• Stated problem: Every line below that holds the string "into" should be copied out.
══ Source material
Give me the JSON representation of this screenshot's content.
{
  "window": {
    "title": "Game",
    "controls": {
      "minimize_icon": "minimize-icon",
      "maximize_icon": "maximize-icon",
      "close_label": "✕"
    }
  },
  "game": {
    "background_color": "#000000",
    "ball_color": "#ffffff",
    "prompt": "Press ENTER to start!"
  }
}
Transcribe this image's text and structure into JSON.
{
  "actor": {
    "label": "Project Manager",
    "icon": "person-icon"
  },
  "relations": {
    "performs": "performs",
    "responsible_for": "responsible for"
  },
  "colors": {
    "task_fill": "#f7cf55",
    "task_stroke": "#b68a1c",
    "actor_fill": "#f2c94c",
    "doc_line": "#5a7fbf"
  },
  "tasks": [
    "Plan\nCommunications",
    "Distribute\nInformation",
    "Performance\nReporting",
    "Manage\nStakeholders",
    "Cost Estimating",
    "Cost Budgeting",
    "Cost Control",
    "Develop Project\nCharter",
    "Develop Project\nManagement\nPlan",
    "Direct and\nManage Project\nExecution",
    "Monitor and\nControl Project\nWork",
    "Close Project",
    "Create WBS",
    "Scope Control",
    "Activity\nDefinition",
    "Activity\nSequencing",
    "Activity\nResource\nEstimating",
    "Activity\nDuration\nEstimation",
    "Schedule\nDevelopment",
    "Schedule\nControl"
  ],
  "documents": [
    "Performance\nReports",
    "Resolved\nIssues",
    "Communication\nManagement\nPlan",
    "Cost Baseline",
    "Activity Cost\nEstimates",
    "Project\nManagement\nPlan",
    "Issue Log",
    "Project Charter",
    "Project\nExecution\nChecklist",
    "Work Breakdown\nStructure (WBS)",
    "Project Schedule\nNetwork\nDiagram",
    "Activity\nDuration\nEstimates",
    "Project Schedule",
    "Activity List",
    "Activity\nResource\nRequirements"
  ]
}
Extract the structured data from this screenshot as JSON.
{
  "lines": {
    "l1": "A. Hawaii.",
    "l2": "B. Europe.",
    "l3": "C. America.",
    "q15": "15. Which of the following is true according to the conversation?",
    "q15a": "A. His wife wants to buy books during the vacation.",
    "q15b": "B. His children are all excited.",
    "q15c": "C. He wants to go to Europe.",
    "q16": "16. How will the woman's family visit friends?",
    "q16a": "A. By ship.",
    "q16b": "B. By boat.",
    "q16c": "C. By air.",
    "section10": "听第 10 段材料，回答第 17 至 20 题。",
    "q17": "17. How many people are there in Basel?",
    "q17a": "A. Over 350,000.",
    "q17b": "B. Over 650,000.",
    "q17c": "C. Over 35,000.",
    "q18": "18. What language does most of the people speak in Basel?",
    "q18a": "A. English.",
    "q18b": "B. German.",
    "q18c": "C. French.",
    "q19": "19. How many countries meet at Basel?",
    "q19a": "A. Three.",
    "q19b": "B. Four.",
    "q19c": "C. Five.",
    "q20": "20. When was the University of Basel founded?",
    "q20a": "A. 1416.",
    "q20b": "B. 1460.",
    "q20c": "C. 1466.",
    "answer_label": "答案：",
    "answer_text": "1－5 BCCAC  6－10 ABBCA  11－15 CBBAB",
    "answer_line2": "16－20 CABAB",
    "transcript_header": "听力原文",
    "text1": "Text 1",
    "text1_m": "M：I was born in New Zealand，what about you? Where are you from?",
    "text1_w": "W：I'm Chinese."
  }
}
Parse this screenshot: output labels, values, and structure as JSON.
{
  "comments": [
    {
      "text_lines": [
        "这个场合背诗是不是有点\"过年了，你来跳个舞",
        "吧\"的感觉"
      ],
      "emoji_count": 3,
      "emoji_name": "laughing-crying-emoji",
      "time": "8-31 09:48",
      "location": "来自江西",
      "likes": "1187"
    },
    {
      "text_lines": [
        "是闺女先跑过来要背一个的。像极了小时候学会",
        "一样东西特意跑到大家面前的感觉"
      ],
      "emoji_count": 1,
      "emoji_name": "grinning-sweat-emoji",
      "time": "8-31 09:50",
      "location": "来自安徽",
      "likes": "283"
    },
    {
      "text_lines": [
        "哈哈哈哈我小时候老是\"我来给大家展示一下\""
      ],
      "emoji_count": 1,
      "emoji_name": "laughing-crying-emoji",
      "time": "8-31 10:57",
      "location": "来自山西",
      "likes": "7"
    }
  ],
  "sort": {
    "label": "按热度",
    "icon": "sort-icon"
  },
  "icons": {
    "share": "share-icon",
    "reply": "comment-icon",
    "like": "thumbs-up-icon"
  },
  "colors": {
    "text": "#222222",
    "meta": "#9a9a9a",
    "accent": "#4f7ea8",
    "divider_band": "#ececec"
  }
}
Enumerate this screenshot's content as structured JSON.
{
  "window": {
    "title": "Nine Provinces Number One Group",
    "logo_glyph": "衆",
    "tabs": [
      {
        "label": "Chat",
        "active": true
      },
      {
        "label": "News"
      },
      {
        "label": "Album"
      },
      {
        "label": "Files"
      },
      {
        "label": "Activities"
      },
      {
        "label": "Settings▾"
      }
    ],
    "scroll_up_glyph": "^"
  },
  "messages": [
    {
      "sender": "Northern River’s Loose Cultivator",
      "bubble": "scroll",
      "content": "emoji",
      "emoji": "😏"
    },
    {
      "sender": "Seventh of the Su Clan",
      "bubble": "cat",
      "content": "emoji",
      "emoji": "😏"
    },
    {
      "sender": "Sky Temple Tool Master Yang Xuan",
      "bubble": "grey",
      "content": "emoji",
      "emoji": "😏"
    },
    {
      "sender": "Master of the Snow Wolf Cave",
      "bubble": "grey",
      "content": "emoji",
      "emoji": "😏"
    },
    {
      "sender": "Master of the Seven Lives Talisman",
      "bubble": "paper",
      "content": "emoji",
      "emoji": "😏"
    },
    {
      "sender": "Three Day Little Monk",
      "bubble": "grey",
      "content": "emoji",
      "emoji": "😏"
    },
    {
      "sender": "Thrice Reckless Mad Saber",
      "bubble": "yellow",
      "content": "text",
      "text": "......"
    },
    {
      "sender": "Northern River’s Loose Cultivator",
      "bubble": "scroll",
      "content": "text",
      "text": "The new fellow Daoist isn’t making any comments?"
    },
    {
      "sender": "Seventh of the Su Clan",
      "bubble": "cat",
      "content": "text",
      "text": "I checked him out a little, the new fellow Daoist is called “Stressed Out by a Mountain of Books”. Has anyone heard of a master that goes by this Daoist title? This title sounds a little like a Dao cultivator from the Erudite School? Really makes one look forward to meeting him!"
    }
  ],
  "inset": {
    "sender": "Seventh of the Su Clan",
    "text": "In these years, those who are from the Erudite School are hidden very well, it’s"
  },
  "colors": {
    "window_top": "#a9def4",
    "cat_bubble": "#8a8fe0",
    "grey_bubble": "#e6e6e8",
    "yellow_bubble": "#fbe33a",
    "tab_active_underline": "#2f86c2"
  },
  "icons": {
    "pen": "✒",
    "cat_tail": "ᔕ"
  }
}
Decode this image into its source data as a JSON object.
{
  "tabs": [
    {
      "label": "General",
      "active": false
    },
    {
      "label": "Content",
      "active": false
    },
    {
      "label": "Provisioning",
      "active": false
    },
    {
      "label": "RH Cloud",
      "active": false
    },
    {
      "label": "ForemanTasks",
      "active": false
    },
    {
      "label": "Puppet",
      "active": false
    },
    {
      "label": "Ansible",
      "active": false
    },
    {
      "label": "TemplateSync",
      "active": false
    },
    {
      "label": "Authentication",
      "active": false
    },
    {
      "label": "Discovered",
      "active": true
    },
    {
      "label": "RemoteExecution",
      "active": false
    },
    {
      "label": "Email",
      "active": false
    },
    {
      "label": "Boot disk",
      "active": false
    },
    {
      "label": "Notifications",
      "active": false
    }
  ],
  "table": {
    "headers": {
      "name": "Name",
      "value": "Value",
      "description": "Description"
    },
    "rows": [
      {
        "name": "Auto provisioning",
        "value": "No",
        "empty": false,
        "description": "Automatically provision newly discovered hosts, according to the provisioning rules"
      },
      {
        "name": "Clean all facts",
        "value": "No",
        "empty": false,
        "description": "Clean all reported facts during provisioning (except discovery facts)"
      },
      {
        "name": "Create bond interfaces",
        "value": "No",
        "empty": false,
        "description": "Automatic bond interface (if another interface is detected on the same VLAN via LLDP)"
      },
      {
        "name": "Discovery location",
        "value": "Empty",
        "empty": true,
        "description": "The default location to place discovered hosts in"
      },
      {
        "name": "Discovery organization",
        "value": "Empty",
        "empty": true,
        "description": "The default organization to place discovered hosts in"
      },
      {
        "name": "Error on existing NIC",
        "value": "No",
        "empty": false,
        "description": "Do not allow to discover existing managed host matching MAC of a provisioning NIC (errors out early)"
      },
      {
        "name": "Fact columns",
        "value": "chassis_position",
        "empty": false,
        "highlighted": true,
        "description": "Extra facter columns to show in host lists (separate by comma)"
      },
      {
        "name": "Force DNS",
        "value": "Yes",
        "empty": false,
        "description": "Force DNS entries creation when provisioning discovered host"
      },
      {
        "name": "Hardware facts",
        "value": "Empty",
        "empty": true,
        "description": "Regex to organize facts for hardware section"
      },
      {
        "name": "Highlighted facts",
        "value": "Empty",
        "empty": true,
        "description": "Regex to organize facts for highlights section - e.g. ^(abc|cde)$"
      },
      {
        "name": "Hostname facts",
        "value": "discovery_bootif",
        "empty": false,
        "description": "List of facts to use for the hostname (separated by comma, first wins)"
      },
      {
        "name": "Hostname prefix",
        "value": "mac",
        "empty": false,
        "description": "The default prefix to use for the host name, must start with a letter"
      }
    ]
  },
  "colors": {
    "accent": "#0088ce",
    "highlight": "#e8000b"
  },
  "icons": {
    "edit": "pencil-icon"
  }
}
════
• Correct result:
Transcribe this image's text and structure into JSON.
Decode this image into its source data as a JSON object.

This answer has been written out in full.